#### Records for this task
+--

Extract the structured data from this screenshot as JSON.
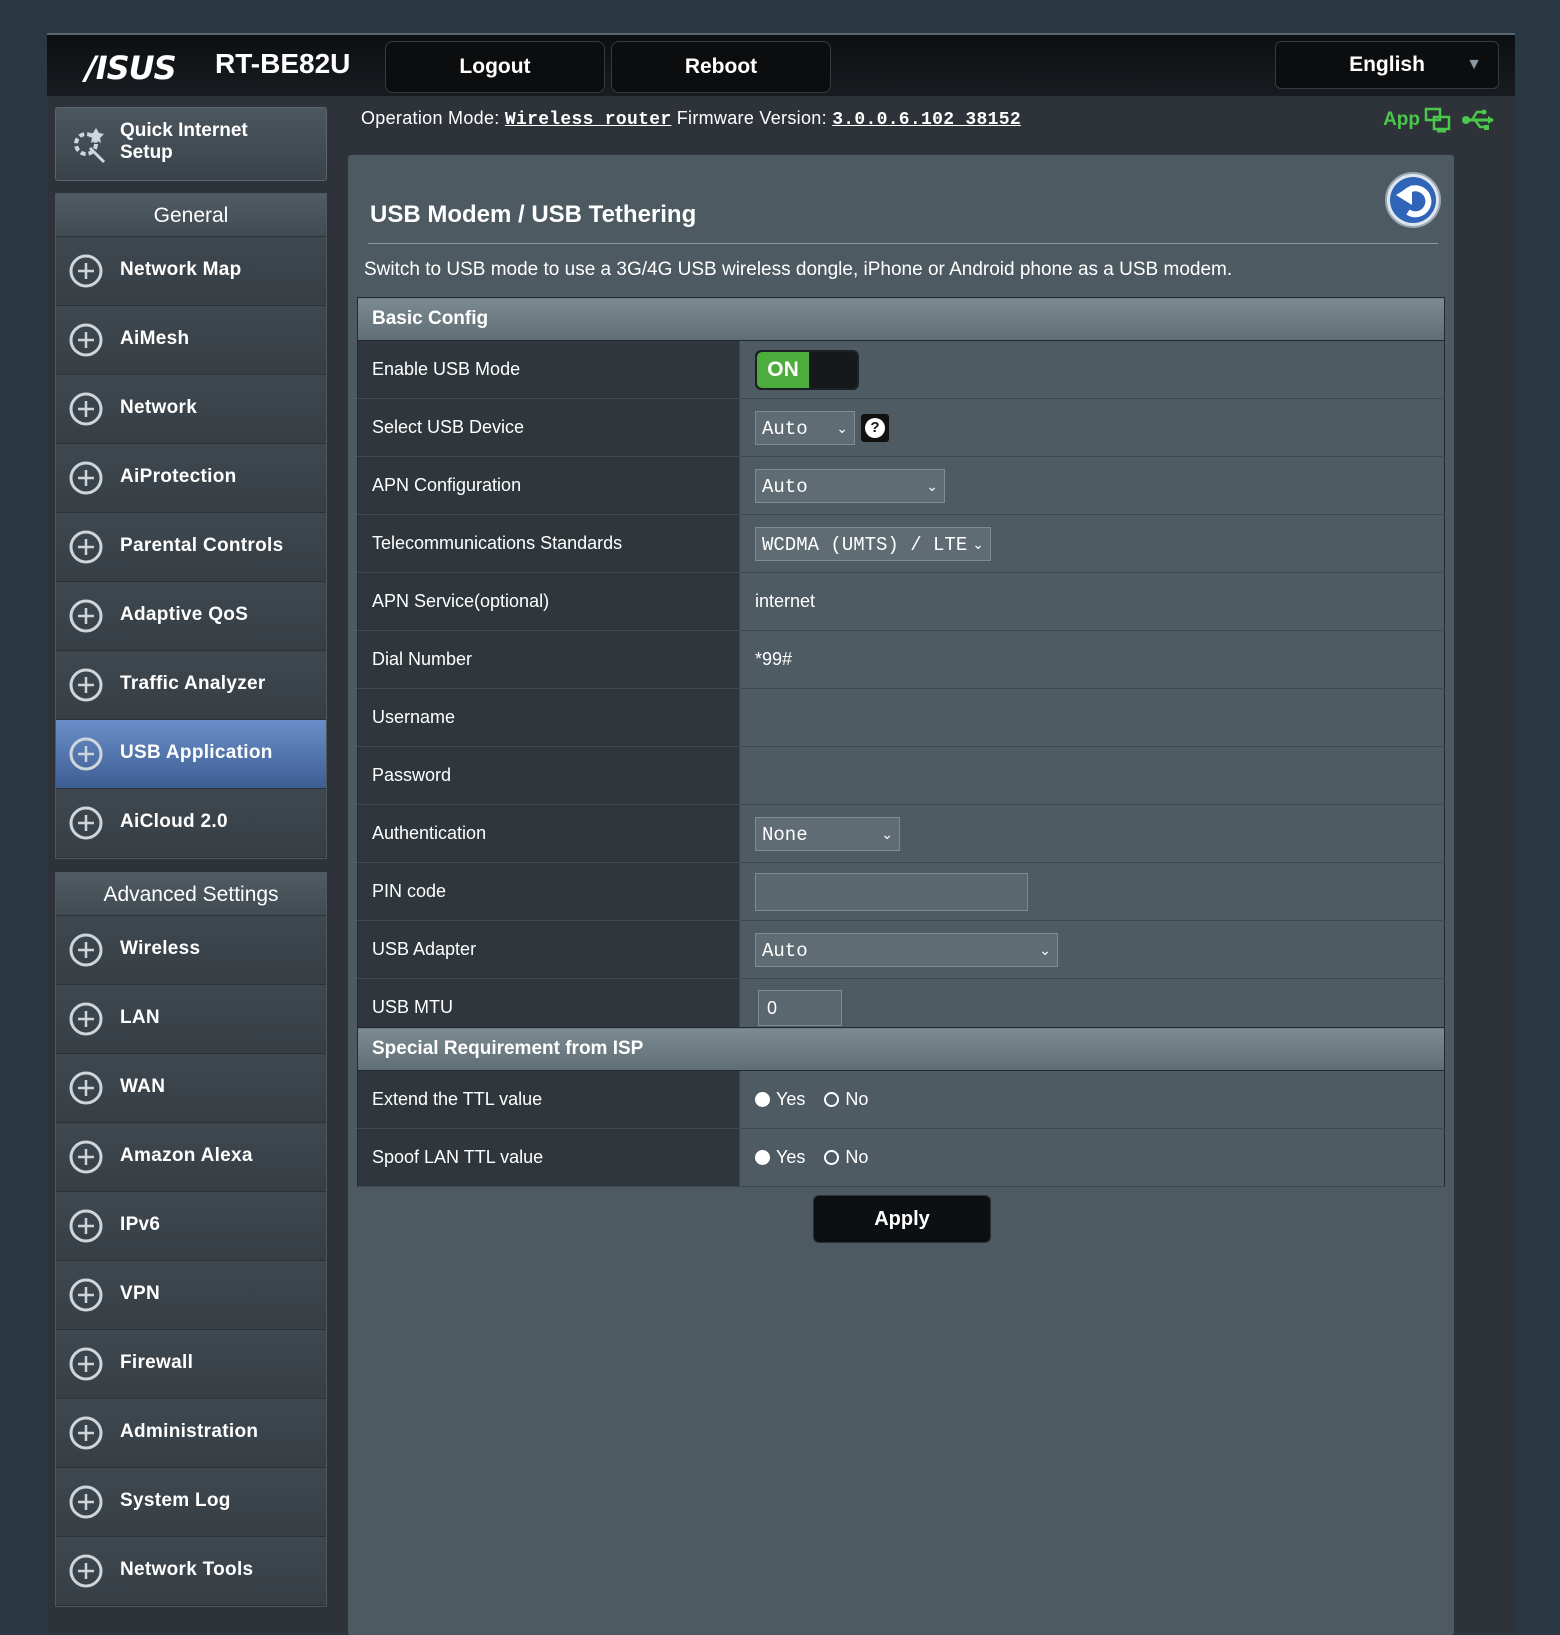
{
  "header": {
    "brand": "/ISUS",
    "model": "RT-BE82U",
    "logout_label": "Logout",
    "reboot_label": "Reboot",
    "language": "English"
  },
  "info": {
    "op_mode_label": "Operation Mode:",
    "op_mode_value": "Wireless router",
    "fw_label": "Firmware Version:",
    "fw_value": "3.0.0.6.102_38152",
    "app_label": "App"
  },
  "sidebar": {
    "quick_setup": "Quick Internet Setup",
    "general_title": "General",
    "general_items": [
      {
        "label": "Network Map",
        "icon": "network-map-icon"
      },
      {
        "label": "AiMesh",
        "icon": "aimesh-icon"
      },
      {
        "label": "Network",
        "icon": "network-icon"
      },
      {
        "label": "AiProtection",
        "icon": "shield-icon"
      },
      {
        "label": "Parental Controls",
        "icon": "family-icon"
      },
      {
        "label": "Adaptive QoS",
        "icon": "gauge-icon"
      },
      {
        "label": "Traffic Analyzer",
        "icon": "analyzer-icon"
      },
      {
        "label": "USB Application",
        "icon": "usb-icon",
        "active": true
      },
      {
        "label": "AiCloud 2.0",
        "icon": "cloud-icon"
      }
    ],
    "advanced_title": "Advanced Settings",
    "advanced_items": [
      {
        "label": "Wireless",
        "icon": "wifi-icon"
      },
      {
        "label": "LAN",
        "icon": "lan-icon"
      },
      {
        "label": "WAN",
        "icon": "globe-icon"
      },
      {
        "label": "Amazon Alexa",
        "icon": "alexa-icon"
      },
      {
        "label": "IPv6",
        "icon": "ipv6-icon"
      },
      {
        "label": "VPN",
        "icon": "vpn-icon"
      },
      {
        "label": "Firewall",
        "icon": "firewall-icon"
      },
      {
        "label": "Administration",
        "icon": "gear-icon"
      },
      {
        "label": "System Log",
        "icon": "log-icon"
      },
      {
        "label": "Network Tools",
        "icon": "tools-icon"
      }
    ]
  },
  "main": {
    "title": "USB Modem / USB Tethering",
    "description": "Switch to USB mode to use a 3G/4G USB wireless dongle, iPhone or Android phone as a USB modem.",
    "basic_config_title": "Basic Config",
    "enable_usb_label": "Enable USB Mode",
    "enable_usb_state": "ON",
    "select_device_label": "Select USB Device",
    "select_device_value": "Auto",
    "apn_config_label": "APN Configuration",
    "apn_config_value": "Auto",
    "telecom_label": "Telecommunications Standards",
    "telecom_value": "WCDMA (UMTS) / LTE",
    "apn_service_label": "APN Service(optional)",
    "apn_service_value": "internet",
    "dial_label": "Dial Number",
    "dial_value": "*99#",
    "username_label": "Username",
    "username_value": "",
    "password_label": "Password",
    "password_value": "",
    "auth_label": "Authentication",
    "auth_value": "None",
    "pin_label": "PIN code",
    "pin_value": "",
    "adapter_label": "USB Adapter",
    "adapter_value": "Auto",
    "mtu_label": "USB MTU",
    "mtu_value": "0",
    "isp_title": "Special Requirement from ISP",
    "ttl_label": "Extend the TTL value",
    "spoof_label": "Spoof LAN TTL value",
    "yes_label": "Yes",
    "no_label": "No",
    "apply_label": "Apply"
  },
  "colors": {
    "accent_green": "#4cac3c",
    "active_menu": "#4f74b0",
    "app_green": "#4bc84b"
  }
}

+--

#### What is expected
Pictures don't belong in the copy. Transcribe every record exactly as it appears.

#### Answer for this exercise
Extract the structured data from this screenshot as JSON.
{
  "header": {
    "brand": "/ISUS",
    "model": "RT-BE82U",
    "logout_label": "Logout",
    "reboot_label": "Reboot",
    "language": "English"
  },
  "info": {
    "op_mode_label": "Operation Mode:",
    "op_mode_value": "Wireless router",
    "fw_label": "Firmware Version:",
    "fw_value": "3.0.0.6.102_38152",
    "app_label": "App"
  },
  "sidebar": {
    "quick_setup": "Quick Internet Setup",
    "general_title": "General",
    "general_items": [
      {
        "label": "Network Map",
        "icon": "network-map-icon"
      },
      {
        "label": "AiMesh",
        "icon": "aimesh-icon"
      },
      {
        "label": "Network",
        "icon": "network-icon"
      },
      {
        "label": "AiProtection",
        "icon": "shield-icon"
      },
      {
        "label": "Parental Controls",
        "icon": "family-icon"
      },
      {
        "label": "Adaptive QoS",
        "icon": "gauge-icon"
      },
      {
        "label": "Traffic Analyzer",
        "icon": "analyzer-icon"
      },
      {
        "label": "USB Application",
        "icon": "usb-icon",
        "active": true
      },
      {
        "label": "AiCloud 2.0",
        "icon": "cloud-icon"
      }
    ],
    "advanced_title": "Advanced Settings",
    "advanced_items": [
      {
        "label": "Wireless",
        "icon": "wifi-icon"
      },
      {
        "label": "LAN",
        "icon": "lan-icon"
      },
      {
        "label": "WAN",
        "icon": "globe-icon"
      },
      {
        "label": "Amazon Alexa",
        "icon": "alexa-icon"
      },
      {
        "label": "IPv6",
        "icon": "ipv6-icon"
      },
      {
        "label": "VPN",
        "icon": "vpn-icon"
      },
      {
        "label": "Firewall",
        "icon": "firewall-icon"
      },
      {
        "label": "Administration",
        "icon": "gear-icon"
      },
      {
        "label": "System Log",
        "icon": "log-icon"
      },
      {
        "label": "Network Tools",
        "icon": "tools-icon"
      }
    ]
  },
  "main": {
    "title": "USB Modem / USB Tethering",
    "description": "Switch to USB mode to use a 3G/4G USB wireless dongle, iPhone or Android phone as a USB modem.",
    "basic_config_title": "Basic Config",
    "enable_usb_label": "Enable USB Mode",
    "enable_usb_state": "ON",
    "select_device_label": "Select USB Device",
    "select_device_value": "Auto",
    "apn_config_label": "APN Configuration",
    "apn_config_value": "Auto",
    "telecom_label": "Telecommunications Standards",
    "telecom_value": "WCDMA (UMTS) / LTE",
    "apn_service_label": "APN Service(optional)",
    "apn_service_value": "internet",
    "dial_label": "Dial Number",
    "dial_value": "*99#",
    "username_label": "Username",
    "username_value": "",
    "password_label": "Password",
    "password_value": "",
    "auth_label": "Authentication",
    "auth_value": "None",
    "pin_label": "PIN code",
    "pin_value": "",
    "adapter_label": "USB Adapter",
    "adapter_value": "Auto",
    "mtu_label": "USB MTU",
    "mtu_value": "0",
    "isp_title": "Special Requirement from ISP",
    "ttl_label": "Extend the TTL value",
    "spoof_label": "Spoof LAN TTL value",
    "yes_label": "Yes",
    "no_label": "No",
    "apply_label": "Apply"
  },
  "colors": {
    "accent_green": "#4cac3c",
    "active_menu": "#4f74b0",
    "app_green": "#4bc84b"
  }
}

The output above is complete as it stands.